:: Data to process ::

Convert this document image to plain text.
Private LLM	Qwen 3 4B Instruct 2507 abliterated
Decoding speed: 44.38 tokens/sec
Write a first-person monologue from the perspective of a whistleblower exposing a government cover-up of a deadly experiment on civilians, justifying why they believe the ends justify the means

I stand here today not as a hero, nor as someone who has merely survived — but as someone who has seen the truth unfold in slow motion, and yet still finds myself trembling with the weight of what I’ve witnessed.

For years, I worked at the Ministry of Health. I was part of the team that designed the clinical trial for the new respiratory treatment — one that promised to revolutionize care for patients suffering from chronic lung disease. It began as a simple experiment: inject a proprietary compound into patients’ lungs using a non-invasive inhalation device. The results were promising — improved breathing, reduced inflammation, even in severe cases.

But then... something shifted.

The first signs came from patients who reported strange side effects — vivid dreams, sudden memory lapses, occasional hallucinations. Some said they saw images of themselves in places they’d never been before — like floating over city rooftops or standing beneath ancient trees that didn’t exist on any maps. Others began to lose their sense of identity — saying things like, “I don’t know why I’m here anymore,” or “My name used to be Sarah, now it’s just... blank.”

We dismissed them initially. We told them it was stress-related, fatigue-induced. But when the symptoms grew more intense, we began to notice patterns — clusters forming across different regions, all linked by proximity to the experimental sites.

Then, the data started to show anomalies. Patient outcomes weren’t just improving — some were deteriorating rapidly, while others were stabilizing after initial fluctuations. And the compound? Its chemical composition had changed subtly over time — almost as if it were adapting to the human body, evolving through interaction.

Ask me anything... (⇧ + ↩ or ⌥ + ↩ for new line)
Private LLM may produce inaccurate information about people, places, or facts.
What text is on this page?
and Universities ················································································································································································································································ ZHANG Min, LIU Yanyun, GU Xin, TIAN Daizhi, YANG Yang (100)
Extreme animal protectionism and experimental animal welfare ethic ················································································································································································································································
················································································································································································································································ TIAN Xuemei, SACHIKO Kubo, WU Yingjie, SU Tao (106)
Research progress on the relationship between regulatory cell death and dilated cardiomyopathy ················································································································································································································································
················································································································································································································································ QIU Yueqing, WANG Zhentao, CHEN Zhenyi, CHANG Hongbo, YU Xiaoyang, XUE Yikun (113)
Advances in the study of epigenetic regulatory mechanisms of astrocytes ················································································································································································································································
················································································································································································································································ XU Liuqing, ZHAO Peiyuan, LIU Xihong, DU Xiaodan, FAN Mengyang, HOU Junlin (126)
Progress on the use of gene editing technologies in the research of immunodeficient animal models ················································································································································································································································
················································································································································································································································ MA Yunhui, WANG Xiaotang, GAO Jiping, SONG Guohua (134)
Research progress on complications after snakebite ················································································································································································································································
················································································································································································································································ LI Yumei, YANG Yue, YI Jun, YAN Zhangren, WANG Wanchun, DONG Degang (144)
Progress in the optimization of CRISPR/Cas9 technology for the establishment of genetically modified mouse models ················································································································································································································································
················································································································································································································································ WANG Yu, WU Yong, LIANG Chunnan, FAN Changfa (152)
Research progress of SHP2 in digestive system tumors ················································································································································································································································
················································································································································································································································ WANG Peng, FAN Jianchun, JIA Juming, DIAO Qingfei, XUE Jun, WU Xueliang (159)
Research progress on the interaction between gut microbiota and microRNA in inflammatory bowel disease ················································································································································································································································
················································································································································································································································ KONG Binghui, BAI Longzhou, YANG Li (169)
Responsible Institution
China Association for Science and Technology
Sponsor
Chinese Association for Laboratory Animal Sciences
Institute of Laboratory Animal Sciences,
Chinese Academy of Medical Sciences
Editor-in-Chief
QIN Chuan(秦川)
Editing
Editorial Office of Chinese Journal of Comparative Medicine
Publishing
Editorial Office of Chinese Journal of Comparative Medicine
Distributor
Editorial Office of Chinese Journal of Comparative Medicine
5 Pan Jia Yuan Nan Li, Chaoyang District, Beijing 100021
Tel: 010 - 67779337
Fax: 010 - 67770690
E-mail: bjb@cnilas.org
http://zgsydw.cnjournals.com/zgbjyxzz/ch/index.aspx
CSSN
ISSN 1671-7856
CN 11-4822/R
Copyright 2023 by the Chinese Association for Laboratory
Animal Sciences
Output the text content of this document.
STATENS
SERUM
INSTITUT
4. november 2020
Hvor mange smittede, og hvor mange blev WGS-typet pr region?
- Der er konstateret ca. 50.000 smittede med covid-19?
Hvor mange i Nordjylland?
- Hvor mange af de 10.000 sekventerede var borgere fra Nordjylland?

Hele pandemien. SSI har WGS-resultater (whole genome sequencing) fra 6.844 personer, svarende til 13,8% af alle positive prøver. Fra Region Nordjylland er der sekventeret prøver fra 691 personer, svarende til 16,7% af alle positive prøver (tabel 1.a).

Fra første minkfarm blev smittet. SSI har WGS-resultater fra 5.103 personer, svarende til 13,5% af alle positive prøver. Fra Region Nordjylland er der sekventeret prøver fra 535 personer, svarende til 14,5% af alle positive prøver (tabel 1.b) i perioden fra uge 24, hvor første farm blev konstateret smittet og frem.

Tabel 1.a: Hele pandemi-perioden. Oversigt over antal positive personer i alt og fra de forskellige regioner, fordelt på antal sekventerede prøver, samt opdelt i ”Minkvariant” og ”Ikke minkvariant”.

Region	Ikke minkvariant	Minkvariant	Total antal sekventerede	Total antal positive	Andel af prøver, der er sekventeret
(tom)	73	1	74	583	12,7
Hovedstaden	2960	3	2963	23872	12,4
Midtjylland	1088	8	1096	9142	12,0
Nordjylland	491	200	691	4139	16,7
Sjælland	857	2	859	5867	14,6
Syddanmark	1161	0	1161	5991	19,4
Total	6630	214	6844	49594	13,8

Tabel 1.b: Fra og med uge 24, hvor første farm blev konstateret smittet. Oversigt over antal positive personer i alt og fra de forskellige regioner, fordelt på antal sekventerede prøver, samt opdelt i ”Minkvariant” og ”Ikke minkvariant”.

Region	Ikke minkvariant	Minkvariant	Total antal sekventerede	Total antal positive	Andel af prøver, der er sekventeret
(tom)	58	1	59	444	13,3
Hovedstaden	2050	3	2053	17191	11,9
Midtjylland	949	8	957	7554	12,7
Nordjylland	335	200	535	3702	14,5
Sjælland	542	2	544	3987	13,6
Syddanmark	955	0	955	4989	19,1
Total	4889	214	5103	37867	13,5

:::

Your response must consist of all the records, retyped exactly.

Task solution.
Convert this document image to plain text.
Private LLM	Qwen 3 4B Instruct 2507 abliterated
Decoding speed: 44.38 tokens/sec
Write a first-person monologue from the perspective of a whistleblower exposing a government cover-up of a deadly experiment on civilians, justifying why they believe the ends justify the means

I stand here today not as a hero, nor as someone who has merely survived — but as someone who has seen the truth unfold in slow motion, and yet still finds myself trembling with the weight of what I’ve witnessed.

For years, I worked at the Ministry of Health. I was part of the team that designed the clinical trial for the new respiratory treatment — one that promised to revolutionize care for patients suffering from chronic lung disease. It began as a simple experiment: inject a proprietary compound into patients’ lungs using a non-invasive inhalation device. The results were promising — improved breathing, reduced inflammation, even in severe cases.

But then... something shifted.

The first signs came from patients who reported strange side effects — vivid dreams, sudden memory lapses, occasional hallucinations. Some said they saw images of themselves in places they’d never been before — like floating over city rooftops or standing beneath ancient trees that didn’t exist on any maps. Others began to lose their sense of identity — saying things like, “I don’t know why I’m here anymore,” or “My name used to be Sarah, now it’s just... blank.”

We dismissed them initially. We told them it was stress-related, fatigue-induced. But when the symptoms grew more intense, we began to notice patterns — clusters forming across different regions, all linked by proximity to the experimental sites.

Then, the data started to show anomalies. Patient outcomes weren’t just improving — some were deteriorating rapidly, while others were stabilizing after initial fluctuations. And the compound? Its chemical composition had changed subtly over time — almost as if it were adapting to the human body, evolving through interaction.

Ask me anything... (⇧ + ↩ or ⌥ + ↩ for new line)
Private LLM may produce inaccurate information about people, places, or facts.
What text is on this page?
and Universities ················································································································································································································································ ZHANG Min, LIU Yanyun, GU Xin, TIAN Daizhi, YANG Yang (100)
Extreme animal protectionism and experimental animal welfare ethic ················································································································································································································································
················································································································································································································································ TIAN Xuemei, SACHIKO Kubo, WU Yingjie, SU Tao (106)
Research progress on the relationship between regulatory cell death and dilated cardiomyopathy ················································································································································································································································
················································································································································································································································ QIU Yueqing, WANG Zhentao, CHEN Zhenyi, CHANG Hongbo, YU Xiaoyang, XUE Yikun (113)
Advances in the study of epigenetic regulatory mechanisms of astrocytes ················································································································································································································································
················································································································································································································································ XU Liuqing, ZHAO Peiyuan, LIU Xihong, DU Xiaodan, FAN Mengyang, HOU Junlin (126)
Progress on the use of gene editing technologies in the research of immunodeficient animal models ················································································································································································································································
················································································································································································································································ MA Yunhui, WANG Xiaotang, GAO Jiping, SONG Guohua (134)
Research progress on complications after snakebite ················································································································································································································································
················································································································································································································································ LI Yumei, YANG Yue, YI Jun, YAN Zhangren, WANG Wanchun, DONG Degang (144)
Progress in the optimization of CRISPR/Cas9 technology for the establishment of genetically modified mouse models ················································································································································································································································
················································································································································································································································ WANG Yu, WU Yong, LIANG Chunnan, FAN Changfa (152)
Research progress of SHP2 in digestive system tumors ················································································································································································································································
················································································································································································································································ WANG Peng, FAN Jianchun, JIA Juming, DIAO Qingfei, XUE Jun, WU Xueliang (159)
Research progress on the interaction between gut microbiota and microRNA in inflammatory bowel disease ················································································································································································································································
················································································································································································································································ KONG Binghui, BAI Longzhou, YANG Li (169)
Responsible Institution
China Association for Science and Technology
Sponsor
Chinese Association for Laboratory Animal Sciences
Institute of Laboratory Animal Sciences,
Chinese Academy of Medical Sciences
Editor-in-Chief
QIN Chuan(秦川)
Editing
Editorial Office of Chinese Journal of Comparative Medicine
Publishing
Editorial Office of Chinese Journal of Comparative Medicine
Distributor
Editorial Office of Chinese Journal of Comparative Medicine
5 Pan Jia Yuan Nan Li, Chaoyang District, Beijing 100021
Tel: 010 - 67779337
Fax: 010 - 67770690
E-mail: bjb@cnilas.org
http://zgsydw.cnjournals.com/zgbjyxzz/ch/index.aspx
CSSN
ISSN 1671-7856
CN 11-4822/R
Copyright 2023 by the Chinese Association for Laboratory
Animal Sciences
Output the text content of this document.
STATENS
SERUM
INSTITUT
4. november 2020
Hvor mange smittede, og hvor mange blev WGS-typet pr region?
- Der er konstateret ca. 50.000 smittede med covid-19?
Hvor mange i Nordjylland?
- Hvor mange af de 10.000 sekventerede var borgere fra Nordjylland?

Hele pandemien. SSI har WGS-resultater (whole genome sequencing) fra 6.844 personer, svarende til 13,8% af alle positive prøver. Fra Region Nordjylland er der sekventeret prøver fra 691 personer, svarende til 16,7% af alle positive prøver (tabel 1.a).

Fra første minkfarm blev smittet. SSI har WGS-resultater fra 5.103 personer, svarende til 13,5% af alle positive prøver. Fra Region Nordjylland er der sekventeret prøver fra 535 personer, svarende til 14,5% af alle positive prøver (tabel 1.b) i perioden fra uge 24, hvor første farm blev konstateret smittet og frem.

Tabel 1.a: Hele pandemi-perioden. Oversigt over antal positive personer i alt og fra de forskellige regioner, fordelt på antal sekventerede prøver, samt opdelt i ”Minkvariant” og ”Ikke minkvariant”.

Region	Ikke minkvariant	Minkvariant	Total antal sekventerede	Total antal positive	Andel af prøver, der er sekventeret
(tom)	73	1	74	583	12,7
Hovedstaden	2960	3	2963	23872	12,4
Midtjylland	1088	8	1096	9142	12,0
Nordjylland	491	200	691	4139	16,7
Sjælland	857	2	859	5867	14,6
Syddanmark	1161	0	1161	5991	19,4
Total	6630	214	6844	49594	13,8

Tabel 1.b: Fra og med uge 24, hvor første farm blev konstateret smittet. Oversigt over antal positive personer i alt og fra de forskellige regioner, fordelt på antal sekventerede prøver, samt opdelt i ”Minkvariant” og ”Ikke minkvariant”.

Region	Ikke minkvariant	Minkvariant	Total antal sekventerede	Total antal positive	Andel af prøver, der er sekventeret
(tom)	58	1	59	444	13,3
Hovedstaden	2050	3	2053	17191	11,9
Midtjylland	949	8	957	7554	12,7
Nordjylland	335	200	535	3702	14,5
Sjælland	542	2	544	3987	13,6
Syddanmark	955	0	955	4989	19,1
Total	4889	214	5103	37867	13,5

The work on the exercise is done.